**Written task**
From the entries below, copy every line where the string "区土地收储分中心" appears.
** Start Records supplied **
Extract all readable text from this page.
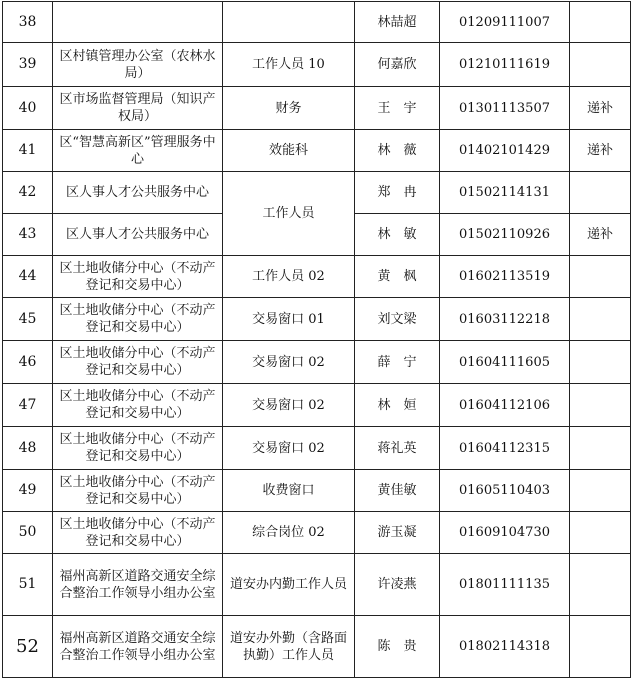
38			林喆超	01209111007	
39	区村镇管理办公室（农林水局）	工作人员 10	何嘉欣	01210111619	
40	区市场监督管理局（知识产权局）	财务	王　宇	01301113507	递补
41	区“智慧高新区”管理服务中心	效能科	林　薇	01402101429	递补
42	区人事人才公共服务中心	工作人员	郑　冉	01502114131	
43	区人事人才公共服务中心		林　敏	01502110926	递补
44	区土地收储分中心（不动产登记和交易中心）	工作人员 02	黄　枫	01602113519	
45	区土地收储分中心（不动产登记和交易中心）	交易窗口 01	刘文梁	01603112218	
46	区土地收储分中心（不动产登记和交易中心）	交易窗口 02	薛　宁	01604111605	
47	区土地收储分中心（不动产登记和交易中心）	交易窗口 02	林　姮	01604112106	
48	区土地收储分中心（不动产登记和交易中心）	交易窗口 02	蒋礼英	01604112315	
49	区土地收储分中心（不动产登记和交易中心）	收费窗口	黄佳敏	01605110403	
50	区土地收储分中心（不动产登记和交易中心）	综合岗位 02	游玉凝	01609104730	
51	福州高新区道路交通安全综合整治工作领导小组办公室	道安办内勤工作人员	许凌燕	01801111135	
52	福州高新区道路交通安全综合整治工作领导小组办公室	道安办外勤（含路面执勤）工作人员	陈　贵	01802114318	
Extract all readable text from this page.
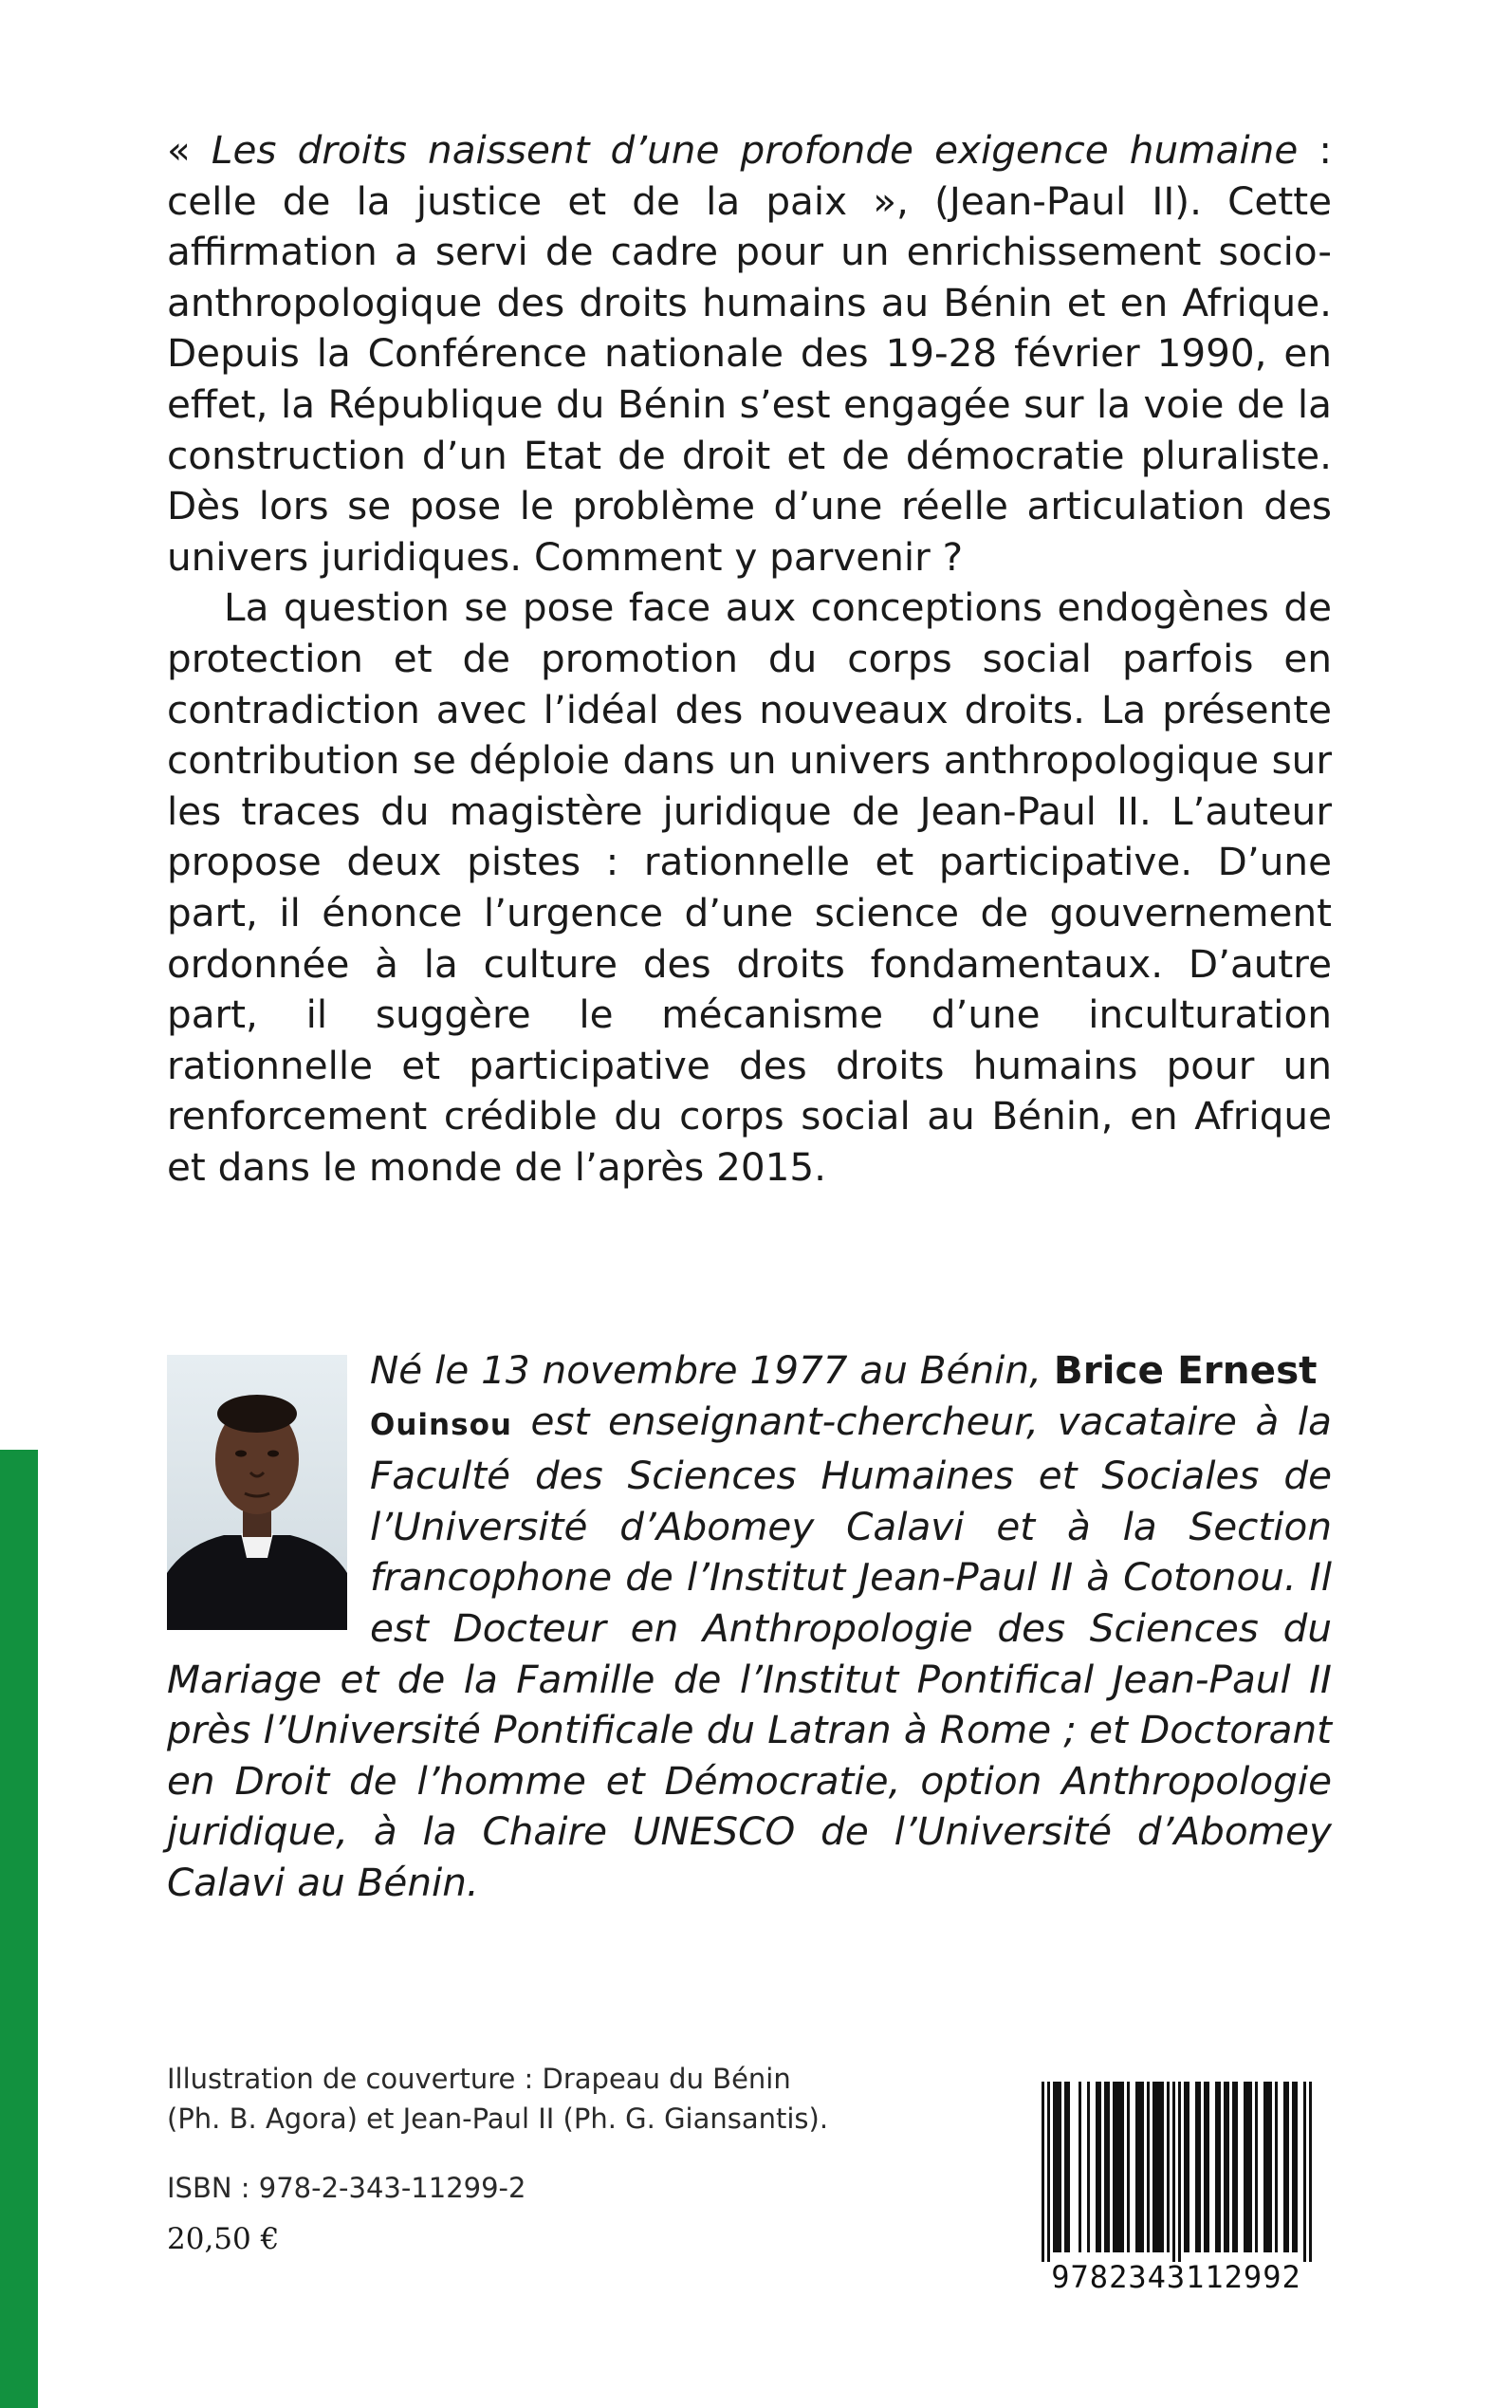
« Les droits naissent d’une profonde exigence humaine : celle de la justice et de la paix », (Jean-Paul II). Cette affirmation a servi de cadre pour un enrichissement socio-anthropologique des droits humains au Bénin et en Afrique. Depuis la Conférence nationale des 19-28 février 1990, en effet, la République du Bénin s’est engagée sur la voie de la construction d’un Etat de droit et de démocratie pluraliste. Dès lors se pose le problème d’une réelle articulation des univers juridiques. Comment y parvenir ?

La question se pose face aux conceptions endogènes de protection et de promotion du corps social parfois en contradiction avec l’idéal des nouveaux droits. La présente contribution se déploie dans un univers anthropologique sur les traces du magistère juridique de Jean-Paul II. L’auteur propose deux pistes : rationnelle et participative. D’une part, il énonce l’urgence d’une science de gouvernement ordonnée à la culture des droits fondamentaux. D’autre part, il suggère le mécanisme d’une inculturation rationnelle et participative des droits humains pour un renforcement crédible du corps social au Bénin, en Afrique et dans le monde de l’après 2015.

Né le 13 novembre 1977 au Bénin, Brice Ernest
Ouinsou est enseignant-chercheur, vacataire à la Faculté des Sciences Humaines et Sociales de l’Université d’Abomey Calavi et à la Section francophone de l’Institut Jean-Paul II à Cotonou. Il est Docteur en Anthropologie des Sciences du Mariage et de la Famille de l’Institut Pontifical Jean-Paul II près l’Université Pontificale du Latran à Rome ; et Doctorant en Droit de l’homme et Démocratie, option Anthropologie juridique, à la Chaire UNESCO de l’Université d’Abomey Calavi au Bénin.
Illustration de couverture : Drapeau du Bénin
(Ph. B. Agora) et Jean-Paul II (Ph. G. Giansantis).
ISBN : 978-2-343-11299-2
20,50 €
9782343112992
** End Records supplied **
**Written response**
44	区土地收储分中心（不动产登记和交易中心）	工作人员 02	黄　枫	01602113519	
45	区土地收储分中心（不动产登记和交易中心）	交易窗口 01	刘文梁	01603112218	
46	区土地收储分中心（不动产登记和交易中心）	交易窗口 02	薛　宁	01604111605	
47	区土地收储分中心（不动产登记和交易中心）	交易窗口 02	林　姮	01604112106	
48	区土地收储分中心（不动产登记和交易中心）	交易窗口 02	蒋礼英	01604112315	
49	区土地收储分中心（不动产登记和交易中心）	收费窗口	黄佳敏	01605110403	
50	区土地收储分中心（不动产登记和交易中心）	综合岗位 02	游玉凝	01609104730	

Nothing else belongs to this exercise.